[Excerpts from a transcription dataset]
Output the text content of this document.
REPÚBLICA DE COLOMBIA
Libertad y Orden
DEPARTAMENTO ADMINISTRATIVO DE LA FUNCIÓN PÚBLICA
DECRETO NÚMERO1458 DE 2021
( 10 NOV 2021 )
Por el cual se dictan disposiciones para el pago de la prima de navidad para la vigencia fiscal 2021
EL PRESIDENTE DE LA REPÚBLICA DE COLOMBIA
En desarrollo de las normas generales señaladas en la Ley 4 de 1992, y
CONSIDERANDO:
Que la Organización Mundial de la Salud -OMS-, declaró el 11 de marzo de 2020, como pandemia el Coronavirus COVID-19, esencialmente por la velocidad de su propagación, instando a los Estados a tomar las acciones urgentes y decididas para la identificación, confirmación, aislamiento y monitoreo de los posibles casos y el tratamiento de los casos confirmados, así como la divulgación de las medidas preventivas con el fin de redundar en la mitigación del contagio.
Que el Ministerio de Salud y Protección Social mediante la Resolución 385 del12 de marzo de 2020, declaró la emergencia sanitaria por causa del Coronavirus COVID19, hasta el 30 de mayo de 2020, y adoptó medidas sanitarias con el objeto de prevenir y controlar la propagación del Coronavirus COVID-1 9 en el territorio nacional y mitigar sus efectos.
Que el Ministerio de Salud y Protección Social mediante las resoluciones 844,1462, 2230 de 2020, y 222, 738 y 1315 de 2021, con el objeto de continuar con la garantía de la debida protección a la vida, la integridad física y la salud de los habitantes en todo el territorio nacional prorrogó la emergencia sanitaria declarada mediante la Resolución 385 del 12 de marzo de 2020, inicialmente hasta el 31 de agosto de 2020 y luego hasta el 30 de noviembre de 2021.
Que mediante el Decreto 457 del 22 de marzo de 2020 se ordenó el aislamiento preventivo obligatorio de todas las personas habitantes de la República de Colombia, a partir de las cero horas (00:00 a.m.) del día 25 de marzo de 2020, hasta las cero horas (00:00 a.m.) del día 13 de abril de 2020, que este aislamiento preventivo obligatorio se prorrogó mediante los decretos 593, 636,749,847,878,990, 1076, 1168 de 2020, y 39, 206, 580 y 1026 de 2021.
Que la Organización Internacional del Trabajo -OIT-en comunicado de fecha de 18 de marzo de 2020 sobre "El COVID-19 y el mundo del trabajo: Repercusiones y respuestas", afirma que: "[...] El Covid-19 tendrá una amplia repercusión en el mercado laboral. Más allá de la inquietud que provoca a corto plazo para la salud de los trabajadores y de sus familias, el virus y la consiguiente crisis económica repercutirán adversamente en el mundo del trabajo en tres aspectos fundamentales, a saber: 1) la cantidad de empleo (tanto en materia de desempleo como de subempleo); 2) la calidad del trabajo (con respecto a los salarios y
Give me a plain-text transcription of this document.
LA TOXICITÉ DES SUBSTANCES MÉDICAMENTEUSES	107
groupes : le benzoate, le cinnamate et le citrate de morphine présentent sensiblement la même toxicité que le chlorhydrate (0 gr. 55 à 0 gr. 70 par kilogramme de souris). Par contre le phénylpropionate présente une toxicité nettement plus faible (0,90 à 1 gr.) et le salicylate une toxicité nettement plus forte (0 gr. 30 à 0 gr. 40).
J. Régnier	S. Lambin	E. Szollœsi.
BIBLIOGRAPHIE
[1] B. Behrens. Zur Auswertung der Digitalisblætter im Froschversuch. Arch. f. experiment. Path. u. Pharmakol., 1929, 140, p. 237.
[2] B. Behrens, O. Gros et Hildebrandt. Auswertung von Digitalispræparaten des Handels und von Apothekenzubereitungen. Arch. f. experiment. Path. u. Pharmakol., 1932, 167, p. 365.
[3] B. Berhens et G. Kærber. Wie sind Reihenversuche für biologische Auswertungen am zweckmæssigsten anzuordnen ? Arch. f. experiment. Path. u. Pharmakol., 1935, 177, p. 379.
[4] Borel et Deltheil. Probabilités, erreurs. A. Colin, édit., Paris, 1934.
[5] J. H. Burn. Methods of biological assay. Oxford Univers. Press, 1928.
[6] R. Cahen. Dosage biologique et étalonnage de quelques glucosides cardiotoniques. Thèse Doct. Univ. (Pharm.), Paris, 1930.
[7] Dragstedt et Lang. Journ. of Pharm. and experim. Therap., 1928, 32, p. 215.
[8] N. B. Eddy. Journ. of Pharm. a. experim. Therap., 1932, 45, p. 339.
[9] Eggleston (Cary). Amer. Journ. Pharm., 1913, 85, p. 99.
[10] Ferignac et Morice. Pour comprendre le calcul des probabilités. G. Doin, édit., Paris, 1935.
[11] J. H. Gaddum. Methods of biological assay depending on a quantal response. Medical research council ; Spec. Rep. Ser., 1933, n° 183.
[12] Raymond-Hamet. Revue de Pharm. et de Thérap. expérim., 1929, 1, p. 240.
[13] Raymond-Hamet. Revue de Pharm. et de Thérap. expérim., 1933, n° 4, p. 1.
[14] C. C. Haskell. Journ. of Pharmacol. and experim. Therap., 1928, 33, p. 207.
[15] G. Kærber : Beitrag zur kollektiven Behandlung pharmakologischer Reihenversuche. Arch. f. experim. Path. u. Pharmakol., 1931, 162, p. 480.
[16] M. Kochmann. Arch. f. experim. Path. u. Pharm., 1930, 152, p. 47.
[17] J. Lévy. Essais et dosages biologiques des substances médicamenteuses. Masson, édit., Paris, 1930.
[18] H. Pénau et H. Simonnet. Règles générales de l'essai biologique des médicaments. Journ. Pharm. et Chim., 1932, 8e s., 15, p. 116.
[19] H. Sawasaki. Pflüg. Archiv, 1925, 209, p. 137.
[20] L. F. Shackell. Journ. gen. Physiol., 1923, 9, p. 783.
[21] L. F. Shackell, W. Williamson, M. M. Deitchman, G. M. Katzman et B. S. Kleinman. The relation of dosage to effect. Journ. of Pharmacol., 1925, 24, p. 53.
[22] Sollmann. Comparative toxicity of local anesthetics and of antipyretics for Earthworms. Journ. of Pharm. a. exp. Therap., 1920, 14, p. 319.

▶ _Work task_: All entries must come back exactly as they were written.

▶ _Answer below_:
Output the text content of this document.
REPÚBLICA DE COLOMBIA
Libertad y Orden
DEPARTAMENTO ADMINISTRATIVO DE LA FUNCIÓN PÚBLICA
DECRETO NÚMERO1458 DE 2021
( 10 NOV 2021 )
Por el cual se dictan disposiciones para el pago de la prima de navidad para la vigencia fiscal 2021
EL PRESIDENTE DE LA REPÚBLICA DE COLOMBIA
En desarrollo de las normas generales señaladas en la Ley 4 de 1992, y
CONSIDERANDO:
Que la Organización Mundial de la Salud -OMS-, declaró el 11 de marzo de 2020, como pandemia el Coronavirus COVID-19, esencialmente por la velocidad de su propagación, instando a los Estados a tomar las acciones urgentes y decididas para la identificación, confirmación, aislamiento y monitoreo de los posibles casos y el tratamiento de los casos confirmados, así como la divulgación de las medidas preventivas con el fin de redundar en la mitigación del contagio.
Que el Ministerio de Salud y Protección Social mediante la Resolución 385 del12 de marzo de 2020, declaró la emergencia sanitaria por causa del Coronavirus COVID19, hasta el 30 de mayo de 2020, y adoptó medidas sanitarias con el objeto de prevenir y controlar la propagación del Coronavirus COVID-1 9 en el territorio nacional y mitigar sus efectos.
Que el Ministerio de Salud y Protección Social mediante las resoluciones 844,1462, 2230 de 2020, y 222, 738 y 1315 de 2021, con el objeto de continuar con la garantía de la debida protección a la vida, la integridad física y la salud de los habitantes en todo el territorio nacional prorrogó la emergencia sanitaria declarada mediante la Resolución 385 del 12 de marzo de 2020, inicialmente hasta el 31 de agosto de 2020 y luego hasta el 30 de noviembre de 2021.
Que mediante el Decreto 457 del 22 de marzo de 2020 se ordenó el aislamiento preventivo obligatorio de todas las personas habitantes de la República de Colombia, a partir de las cero horas (00:00 a.m.) del día 25 de marzo de 2020, hasta las cero horas (00:00 a.m.) del día 13 de abril de 2020, que este aislamiento preventivo obligatorio se prorrogó mediante los decretos 593, 636,749,847,878,990, 1076, 1168 de 2020, y 39, 206, 580 y 1026 de 2021.
Que la Organización Internacional del Trabajo -OIT-en comunicado de fecha de 18 de marzo de 2020 sobre "El COVID-19 y el mundo del trabajo: Repercusiones y respuestas", afirma que: "[...] El Covid-19 tendrá una amplia repercusión en el mercado laboral. Más allá de la inquietud que provoca a corto plazo para la salud de los trabajadores y de sus familias, el virus y la consiguiente crisis económica repercutirán adversamente en el mundo del trabajo en tres aspectos fundamentales, a saber: 1) la cantidad de empleo (tanto en materia de desempleo como de subempleo); 2) la calidad del trabajo (con respecto a los salarios y
Give me a plain-text transcription of this document.
LA TOXICITÉ DES SUBSTANCES MÉDICAMENTEUSES	107
groupes : le benzoate, le cinnamate et le citrate de morphine présentent sensiblement la même toxicité que le chlorhydrate (0 gr. 55 à 0 gr. 70 par kilogramme de souris). Par contre le phénylpropionate présente une toxicité nettement plus faible (0,90 à 1 gr.) et le salicylate une toxicité nettement plus forte (0 gr. 30 à 0 gr. 40).
J. Régnier	S. Lambin	E. Szollœsi.
BIBLIOGRAPHIE
[1] B. Behrens. Zur Auswertung der Digitalisblætter im Froschversuch. Arch. f. experiment. Path. u. Pharmakol., 1929, 140, p. 237.
[2] B. Behrens, O. Gros et Hildebrandt. Auswertung von Digitalispræparaten des Handels und von Apothekenzubereitungen. Arch. f. experiment. Path. u. Pharmakol., 1932, 167, p. 365.
[3] B. Berhens et G. Kærber. Wie sind Reihenversuche für biologische Auswertungen am zweckmæssigsten anzuordnen ? Arch. f. experiment. Path. u. Pharmakol., 1935, 177, p. 379.
[4] Borel et Deltheil. Probabilités, erreurs. A. Colin, édit., Paris, 1934.
[5] J. H. Burn. Methods of biological assay. Oxford Univers. Press, 1928.
[6] R. Cahen. Dosage biologique et étalonnage de quelques glucosides cardiotoniques. Thèse Doct. Univ. (Pharm.), Paris, 1930.
[7] Dragstedt et Lang. Journ. of Pharm. and experim. Therap., 1928, 32, p. 215.
[8] N. B. Eddy. Journ. of Pharm. a. experim. Therap., 1932, 45, p. 339.
[9] Eggleston (Cary). Amer. Journ. Pharm., 1913, 85, p. 99.
[10] Ferignac et Morice. Pour comprendre le calcul des probabilités. G. Doin, édit., Paris, 1935.
[11] J. H. Gaddum. Methods of biological assay depending on a quantal response. Medical research council ; Spec. Rep. Ser., 1933, n° 183.
[12] Raymond-Hamet. Revue de Pharm. et de Thérap. expérim., 1929, 1, p. 240.
[13] Raymond-Hamet. Revue de Pharm. et de Thérap. expérim., 1933, n° 4, p. 1.
[14] C. C. Haskell. Journ. of Pharmacol. and experim. Therap., 1928, 33, p. 207.
[15] G. Kærber : Beitrag zur kollektiven Behandlung pharmakologischer Reihenversuche. Arch. f. experim. Path. u. Pharmakol., 1931, 162, p. 480.
[16] M. Kochmann. Arch. f. experim. Path. u. Pharm., 1930, 152, p. 47.
[17] J. Lévy. Essais et dosages biologiques des substances médicamenteuses. Masson, édit., Paris, 1930.
[18] H. Pénau et H. Simonnet. Règles générales de l'essai biologique des médicaments. Journ. Pharm. et Chim., 1932, 8e s., 15, p. 116.
[19] H. Sawasaki. Pflüg. Archiv, 1925, 209, p. 137.
[20] L. F. Shackell. Journ. gen. Physiol., 1923, 9, p. 783.
[21] L. F. Shackell, W. Williamson, M. M. Deitchman, G. M. Katzman et B. S. Kleinman. The relation of dosage to effect. Journ. of Pharmacol., 1925, 24, p. 53.
[22] Sollmann. Comparative toxicity of local anesthetics and of antipyretics for Earthworms. Journ. of Pharm. a. exp. Therap., 1920, 14, p. 319.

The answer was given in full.